**Dataset content:**
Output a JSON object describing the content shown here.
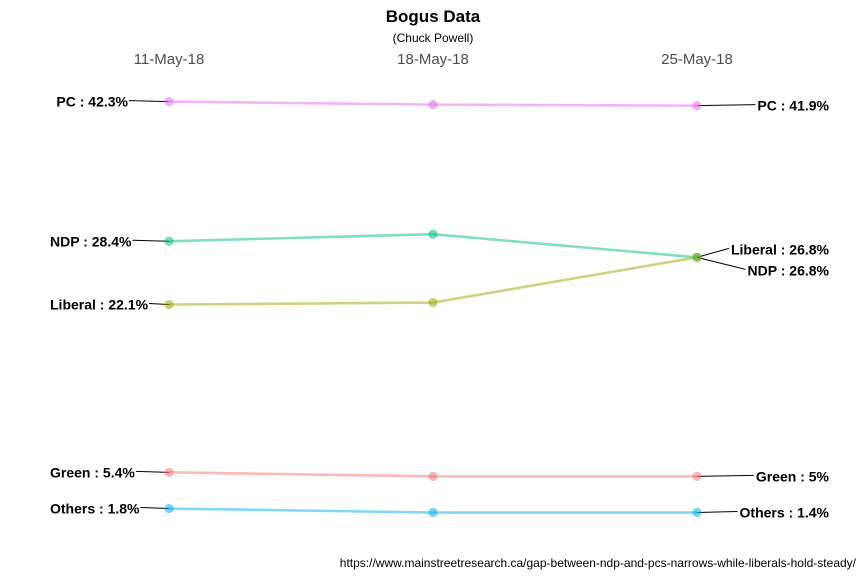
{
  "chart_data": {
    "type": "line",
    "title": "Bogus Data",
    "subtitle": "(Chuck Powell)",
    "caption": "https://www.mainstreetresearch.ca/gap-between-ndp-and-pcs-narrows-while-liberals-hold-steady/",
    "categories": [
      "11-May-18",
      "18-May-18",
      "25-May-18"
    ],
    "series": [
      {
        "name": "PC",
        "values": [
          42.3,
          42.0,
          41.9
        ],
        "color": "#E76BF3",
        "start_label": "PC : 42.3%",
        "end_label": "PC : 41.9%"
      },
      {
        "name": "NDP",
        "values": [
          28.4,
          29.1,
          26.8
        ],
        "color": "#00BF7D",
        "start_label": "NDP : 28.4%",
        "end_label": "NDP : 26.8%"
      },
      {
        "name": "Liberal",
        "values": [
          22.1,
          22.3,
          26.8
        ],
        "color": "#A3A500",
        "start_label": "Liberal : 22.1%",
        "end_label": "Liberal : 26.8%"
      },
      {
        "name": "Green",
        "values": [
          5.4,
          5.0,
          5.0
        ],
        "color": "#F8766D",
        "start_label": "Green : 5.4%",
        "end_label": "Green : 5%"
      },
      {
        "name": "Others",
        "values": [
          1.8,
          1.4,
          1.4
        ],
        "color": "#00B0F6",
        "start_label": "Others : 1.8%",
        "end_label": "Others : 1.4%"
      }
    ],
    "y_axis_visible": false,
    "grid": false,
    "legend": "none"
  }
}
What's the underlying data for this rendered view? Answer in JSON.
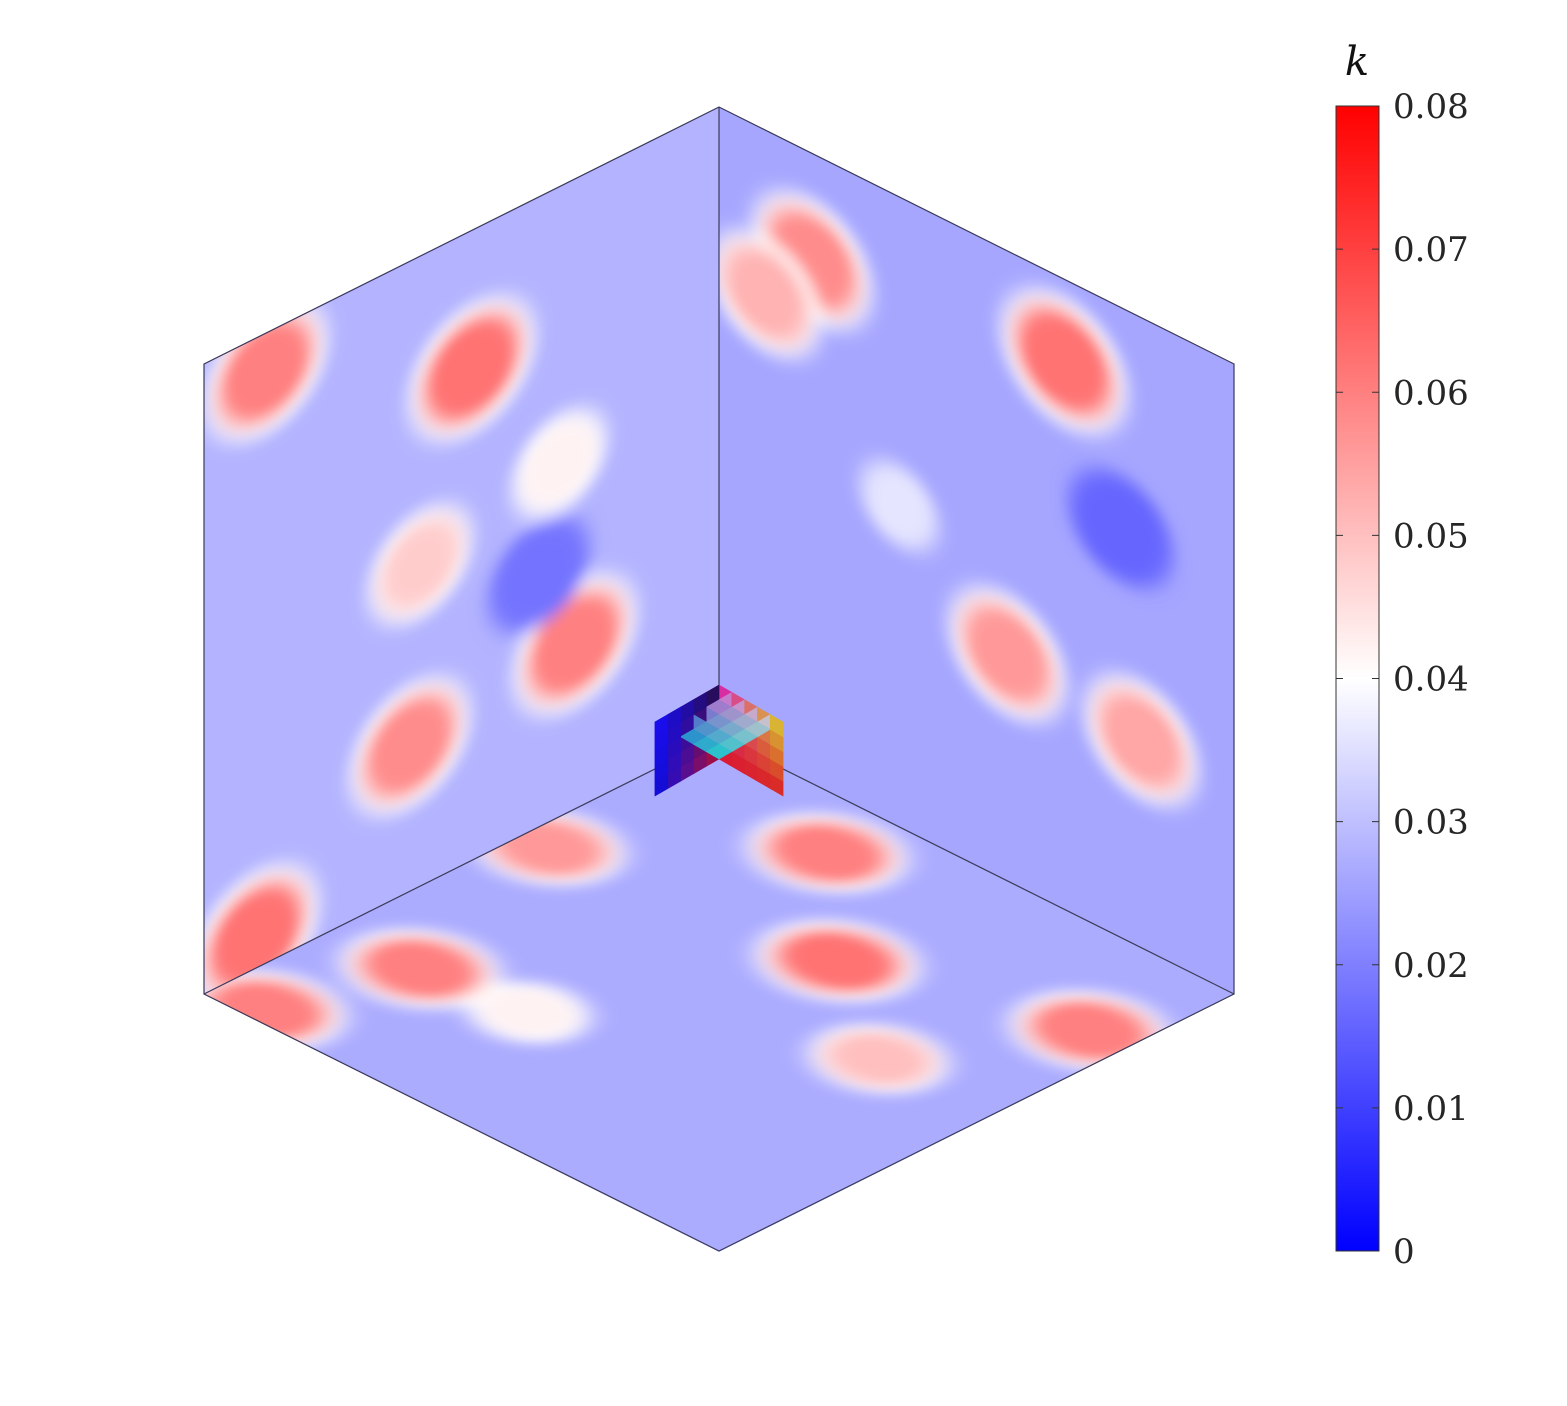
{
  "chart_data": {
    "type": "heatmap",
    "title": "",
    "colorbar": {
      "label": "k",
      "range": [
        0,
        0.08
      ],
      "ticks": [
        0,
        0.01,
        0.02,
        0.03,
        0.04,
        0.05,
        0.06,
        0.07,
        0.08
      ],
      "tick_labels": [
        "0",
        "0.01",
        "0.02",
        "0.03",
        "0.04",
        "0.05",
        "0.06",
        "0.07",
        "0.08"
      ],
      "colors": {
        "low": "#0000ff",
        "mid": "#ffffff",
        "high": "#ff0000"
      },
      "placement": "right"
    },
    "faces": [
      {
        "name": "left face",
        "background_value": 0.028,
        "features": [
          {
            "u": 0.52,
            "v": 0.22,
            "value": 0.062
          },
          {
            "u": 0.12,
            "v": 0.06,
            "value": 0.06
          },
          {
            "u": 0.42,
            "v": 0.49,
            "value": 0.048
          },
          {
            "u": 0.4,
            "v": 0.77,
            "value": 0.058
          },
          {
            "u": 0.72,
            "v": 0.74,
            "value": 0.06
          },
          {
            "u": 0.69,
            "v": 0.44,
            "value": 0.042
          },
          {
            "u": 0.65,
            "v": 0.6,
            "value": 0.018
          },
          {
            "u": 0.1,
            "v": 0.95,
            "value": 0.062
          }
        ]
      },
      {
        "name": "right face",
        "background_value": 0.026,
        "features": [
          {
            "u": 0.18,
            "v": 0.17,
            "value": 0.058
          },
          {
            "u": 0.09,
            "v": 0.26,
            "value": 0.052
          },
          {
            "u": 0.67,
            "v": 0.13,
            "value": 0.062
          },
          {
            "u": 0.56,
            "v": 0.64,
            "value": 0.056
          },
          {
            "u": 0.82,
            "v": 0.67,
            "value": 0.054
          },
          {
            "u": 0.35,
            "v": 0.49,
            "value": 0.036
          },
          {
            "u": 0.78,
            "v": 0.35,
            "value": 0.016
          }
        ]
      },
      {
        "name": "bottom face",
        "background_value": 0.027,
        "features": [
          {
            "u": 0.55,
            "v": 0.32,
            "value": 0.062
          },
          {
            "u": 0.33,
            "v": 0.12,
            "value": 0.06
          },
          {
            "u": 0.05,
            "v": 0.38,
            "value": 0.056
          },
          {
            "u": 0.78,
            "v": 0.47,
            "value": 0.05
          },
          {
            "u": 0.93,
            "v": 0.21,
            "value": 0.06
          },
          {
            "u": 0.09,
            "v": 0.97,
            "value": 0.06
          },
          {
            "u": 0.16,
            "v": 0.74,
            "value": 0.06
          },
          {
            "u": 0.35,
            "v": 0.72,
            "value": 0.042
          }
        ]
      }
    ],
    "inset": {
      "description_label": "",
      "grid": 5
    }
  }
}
---
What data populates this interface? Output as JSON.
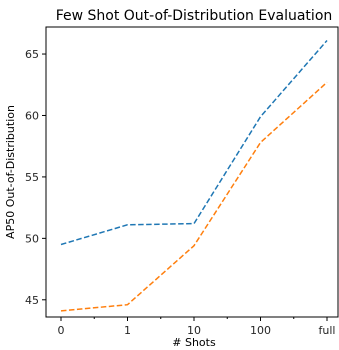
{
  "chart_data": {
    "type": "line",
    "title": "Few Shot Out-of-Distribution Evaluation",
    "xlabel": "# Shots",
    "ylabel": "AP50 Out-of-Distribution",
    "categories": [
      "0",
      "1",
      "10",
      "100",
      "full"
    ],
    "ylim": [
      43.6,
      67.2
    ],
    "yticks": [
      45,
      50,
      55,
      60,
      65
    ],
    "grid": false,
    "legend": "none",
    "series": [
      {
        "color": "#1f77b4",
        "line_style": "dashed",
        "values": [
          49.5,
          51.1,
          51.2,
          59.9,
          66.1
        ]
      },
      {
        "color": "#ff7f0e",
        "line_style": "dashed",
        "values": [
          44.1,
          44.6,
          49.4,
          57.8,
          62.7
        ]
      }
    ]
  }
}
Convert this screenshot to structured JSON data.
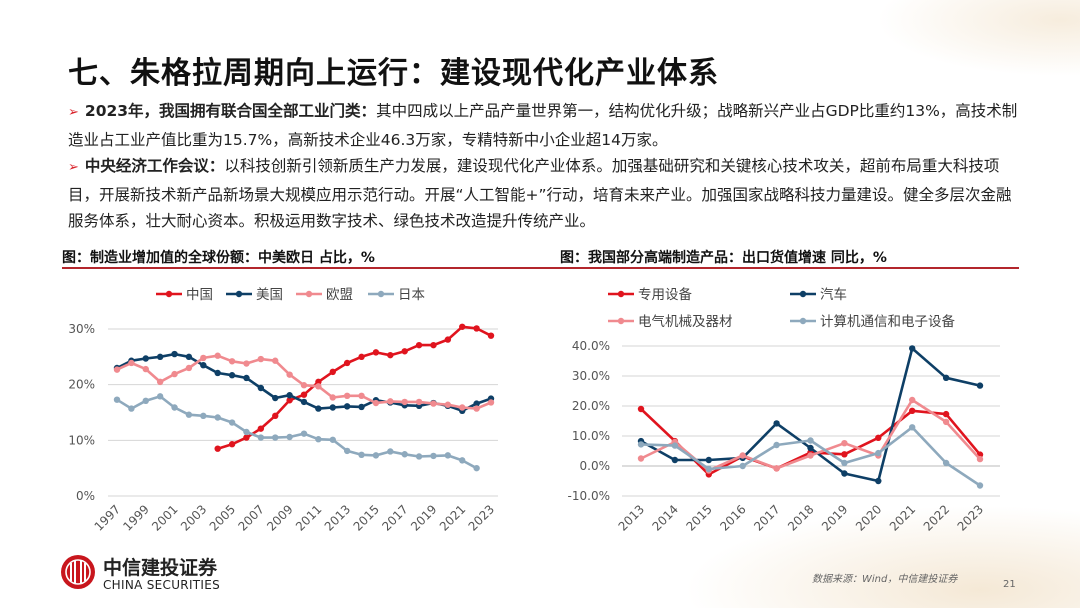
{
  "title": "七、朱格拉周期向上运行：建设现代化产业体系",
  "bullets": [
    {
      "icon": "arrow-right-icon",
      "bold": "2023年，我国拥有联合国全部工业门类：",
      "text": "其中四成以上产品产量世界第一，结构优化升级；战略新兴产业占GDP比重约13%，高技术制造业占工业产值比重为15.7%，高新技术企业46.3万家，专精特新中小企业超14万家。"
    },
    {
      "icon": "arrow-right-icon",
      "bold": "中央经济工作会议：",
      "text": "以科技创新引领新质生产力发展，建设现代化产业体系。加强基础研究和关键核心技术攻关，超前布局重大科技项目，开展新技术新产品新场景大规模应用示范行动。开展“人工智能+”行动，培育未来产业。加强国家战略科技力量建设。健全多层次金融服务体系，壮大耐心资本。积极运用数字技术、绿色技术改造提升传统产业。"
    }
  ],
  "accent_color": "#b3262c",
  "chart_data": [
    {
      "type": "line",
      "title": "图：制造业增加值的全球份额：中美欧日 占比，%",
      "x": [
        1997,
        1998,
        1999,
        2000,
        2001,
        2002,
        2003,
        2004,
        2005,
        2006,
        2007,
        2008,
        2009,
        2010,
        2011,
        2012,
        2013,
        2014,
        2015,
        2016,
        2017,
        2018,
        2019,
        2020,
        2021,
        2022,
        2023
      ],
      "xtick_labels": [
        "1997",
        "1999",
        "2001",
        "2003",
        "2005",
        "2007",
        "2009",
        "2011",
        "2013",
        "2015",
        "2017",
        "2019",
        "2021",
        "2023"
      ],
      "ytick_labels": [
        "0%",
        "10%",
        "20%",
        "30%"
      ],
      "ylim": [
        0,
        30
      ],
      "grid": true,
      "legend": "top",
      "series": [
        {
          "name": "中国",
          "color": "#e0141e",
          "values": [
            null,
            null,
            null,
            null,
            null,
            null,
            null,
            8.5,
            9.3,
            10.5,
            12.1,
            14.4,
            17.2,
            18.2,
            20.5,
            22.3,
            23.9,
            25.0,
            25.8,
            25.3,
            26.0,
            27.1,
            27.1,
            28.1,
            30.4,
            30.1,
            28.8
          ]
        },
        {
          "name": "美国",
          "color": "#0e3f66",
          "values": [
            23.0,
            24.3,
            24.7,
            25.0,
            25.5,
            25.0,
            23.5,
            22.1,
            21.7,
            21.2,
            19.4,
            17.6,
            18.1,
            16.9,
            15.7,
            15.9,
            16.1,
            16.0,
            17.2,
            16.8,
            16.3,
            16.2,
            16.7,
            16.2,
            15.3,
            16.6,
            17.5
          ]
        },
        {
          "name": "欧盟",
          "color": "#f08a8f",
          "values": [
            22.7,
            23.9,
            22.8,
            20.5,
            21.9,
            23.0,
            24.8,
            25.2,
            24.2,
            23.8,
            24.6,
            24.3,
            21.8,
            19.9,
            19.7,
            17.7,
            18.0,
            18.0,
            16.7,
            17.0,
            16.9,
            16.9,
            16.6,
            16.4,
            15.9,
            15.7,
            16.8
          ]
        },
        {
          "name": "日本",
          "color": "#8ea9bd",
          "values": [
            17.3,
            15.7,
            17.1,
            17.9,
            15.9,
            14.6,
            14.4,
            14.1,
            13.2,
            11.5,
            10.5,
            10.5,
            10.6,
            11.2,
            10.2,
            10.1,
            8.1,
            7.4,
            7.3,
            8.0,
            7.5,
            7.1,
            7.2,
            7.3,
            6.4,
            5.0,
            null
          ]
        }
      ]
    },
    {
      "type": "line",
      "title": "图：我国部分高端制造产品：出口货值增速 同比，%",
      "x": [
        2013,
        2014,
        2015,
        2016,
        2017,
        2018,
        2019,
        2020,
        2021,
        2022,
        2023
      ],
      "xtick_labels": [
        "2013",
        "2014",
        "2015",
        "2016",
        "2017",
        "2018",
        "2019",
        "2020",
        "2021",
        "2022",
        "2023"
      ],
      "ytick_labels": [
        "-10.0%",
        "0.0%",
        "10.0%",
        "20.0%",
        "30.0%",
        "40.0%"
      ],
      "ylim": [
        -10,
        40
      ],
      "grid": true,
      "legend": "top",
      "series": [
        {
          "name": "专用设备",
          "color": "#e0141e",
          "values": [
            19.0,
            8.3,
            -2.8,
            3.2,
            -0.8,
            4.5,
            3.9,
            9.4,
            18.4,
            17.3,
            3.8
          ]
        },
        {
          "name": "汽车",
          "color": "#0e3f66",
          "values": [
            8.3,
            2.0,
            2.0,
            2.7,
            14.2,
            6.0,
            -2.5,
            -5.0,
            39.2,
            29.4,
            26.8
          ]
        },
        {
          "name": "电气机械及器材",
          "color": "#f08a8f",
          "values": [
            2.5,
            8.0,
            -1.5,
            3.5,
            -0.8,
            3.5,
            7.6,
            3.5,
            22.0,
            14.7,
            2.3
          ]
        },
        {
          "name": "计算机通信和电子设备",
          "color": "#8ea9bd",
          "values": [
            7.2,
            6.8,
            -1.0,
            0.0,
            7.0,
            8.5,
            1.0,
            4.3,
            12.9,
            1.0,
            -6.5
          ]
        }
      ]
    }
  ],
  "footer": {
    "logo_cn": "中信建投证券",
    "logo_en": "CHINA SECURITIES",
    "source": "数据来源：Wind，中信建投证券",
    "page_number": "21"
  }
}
--
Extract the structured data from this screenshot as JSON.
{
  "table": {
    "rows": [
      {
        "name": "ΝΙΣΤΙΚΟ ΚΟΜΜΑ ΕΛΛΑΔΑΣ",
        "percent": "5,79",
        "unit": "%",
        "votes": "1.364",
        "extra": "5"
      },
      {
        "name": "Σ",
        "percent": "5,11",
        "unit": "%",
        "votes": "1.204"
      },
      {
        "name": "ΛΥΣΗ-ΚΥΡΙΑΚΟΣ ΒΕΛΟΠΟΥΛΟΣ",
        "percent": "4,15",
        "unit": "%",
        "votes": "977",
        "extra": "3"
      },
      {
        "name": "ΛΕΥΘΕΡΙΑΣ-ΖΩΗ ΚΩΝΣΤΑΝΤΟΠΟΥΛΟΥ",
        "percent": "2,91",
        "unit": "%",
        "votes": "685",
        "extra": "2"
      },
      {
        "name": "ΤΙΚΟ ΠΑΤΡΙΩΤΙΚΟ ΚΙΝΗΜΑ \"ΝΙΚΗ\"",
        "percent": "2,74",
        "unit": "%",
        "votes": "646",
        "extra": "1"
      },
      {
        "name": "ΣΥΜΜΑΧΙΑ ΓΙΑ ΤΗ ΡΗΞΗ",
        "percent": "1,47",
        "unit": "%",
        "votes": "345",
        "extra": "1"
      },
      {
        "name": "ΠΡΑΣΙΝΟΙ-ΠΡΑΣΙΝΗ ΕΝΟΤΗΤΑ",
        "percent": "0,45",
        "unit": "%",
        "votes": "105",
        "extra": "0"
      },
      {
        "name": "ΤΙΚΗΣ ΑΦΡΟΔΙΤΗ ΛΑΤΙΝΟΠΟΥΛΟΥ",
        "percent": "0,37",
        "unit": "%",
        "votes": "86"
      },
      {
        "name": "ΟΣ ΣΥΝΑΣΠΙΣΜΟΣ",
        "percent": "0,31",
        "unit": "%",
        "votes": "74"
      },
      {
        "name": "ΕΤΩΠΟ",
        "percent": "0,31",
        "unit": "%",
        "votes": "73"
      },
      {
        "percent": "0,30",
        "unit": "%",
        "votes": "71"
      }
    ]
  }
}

**Request:** Copy down every line of the entries containing the word "Distribution".

**Full response:**
    "title": "Few Shot Out-of-Distribution Evaluation",
    "ylabel": "AP50 Out-of-Distribution",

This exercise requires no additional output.